Extracted data entries
= = = = =
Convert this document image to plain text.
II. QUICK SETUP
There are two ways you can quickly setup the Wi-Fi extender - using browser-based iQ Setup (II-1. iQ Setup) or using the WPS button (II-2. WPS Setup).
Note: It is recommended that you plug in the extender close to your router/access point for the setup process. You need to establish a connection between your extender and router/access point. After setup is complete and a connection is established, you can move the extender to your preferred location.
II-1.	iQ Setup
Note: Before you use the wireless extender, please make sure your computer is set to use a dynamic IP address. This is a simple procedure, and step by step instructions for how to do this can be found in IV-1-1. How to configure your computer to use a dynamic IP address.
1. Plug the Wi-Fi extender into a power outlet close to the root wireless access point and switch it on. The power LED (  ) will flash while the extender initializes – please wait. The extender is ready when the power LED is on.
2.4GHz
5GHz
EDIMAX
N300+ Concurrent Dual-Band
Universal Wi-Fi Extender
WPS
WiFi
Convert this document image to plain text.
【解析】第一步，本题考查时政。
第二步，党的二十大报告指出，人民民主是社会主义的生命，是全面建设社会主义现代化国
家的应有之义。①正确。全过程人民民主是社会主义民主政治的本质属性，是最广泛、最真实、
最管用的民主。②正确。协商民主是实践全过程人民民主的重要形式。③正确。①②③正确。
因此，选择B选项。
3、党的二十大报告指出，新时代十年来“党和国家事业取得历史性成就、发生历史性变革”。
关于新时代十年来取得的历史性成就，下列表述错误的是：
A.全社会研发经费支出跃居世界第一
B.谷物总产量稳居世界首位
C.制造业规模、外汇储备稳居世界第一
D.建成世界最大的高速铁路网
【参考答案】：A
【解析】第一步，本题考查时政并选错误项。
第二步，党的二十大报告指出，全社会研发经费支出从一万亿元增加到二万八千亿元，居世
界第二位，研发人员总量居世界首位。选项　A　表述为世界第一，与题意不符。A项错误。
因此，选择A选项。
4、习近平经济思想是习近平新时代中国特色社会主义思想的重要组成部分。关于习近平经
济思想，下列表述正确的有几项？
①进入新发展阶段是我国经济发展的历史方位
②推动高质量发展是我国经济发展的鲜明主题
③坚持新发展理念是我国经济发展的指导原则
= = = = =
## WHAT IS ASKED
What do the records say? Quote them all exactly.

## CORRECT RESPONSE
Convert this document image to plain text.
II. QUICK SETUP
There are two ways you can quickly setup the Wi-Fi extender - using browser-based iQ Setup (II-1. iQ Setup) or using the WPS button (II-2. WPS Setup).
Note: It is recommended that you plug in the extender close to your router/access point for the setup process. You need to establish a connection between your extender and router/access point. After setup is complete and a connection is established, you can move the extender to your preferred location.
II-1.	iQ Setup
Note: Before you use the wireless extender, please make sure your computer is set to use a dynamic IP address. This is a simple procedure, and step by step instructions for how to do this can be found in IV-1-1. How to configure your computer to use a dynamic IP address.
1. Plug the Wi-Fi extender into a power outlet close to the root wireless access point and switch it on. The power LED (  ) will flash while the extender initializes – please wait. The extender is ready when the power LED is on.
2.4GHz
5GHz
EDIMAX
N300+ Concurrent Dual-Band
Universal Wi-Fi Extender
WPS
WiFi
Convert this document image to plain text.
【解析】第一步，本题考查时政。
第二步，党的二十大报告指出，人民民主是社会主义的生命，是全面建设社会主义现代化国
家的应有之义。①正确。全过程人民民主是社会主义民主政治的本质属性，是最广泛、最真实、
最管用的民主。②正确。协商民主是实践全过程人民民主的重要形式。③正确。①②③正确。
因此，选择B选项。
3、党的二十大报告指出，新时代十年来“党和国家事业取得历史性成就、发生历史性变革”。
关于新时代十年来取得的历史性成就，下列表述错误的是：
A.全社会研发经费支出跃居世界第一
B.谷物总产量稳居世界首位
C.制造业规模、外汇储备稳居世界第一
D.建成世界最大的高速铁路网
【参考答案】：A
【解析】第一步，本题考查时政并选错误项。
第二步，党的二十大报告指出，全社会研发经费支出从一万亿元增加到二万八千亿元，居世
界第二位，研发人员总量居世界首位。选项　A　表述为世界第一，与题意不符。A项错误。
因此，选择A选项。
4、习近平经济思想是习近平新时代中国特色社会主义思想的重要组成部分。关于习近平经
济思想，下列表述正确的有几项？
①进入新发展阶段是我国经济发展的历史方位
②推动高质量发展是我国经济发展的鲜明主题
③坚持新发展理念是我国经济发展的指导原则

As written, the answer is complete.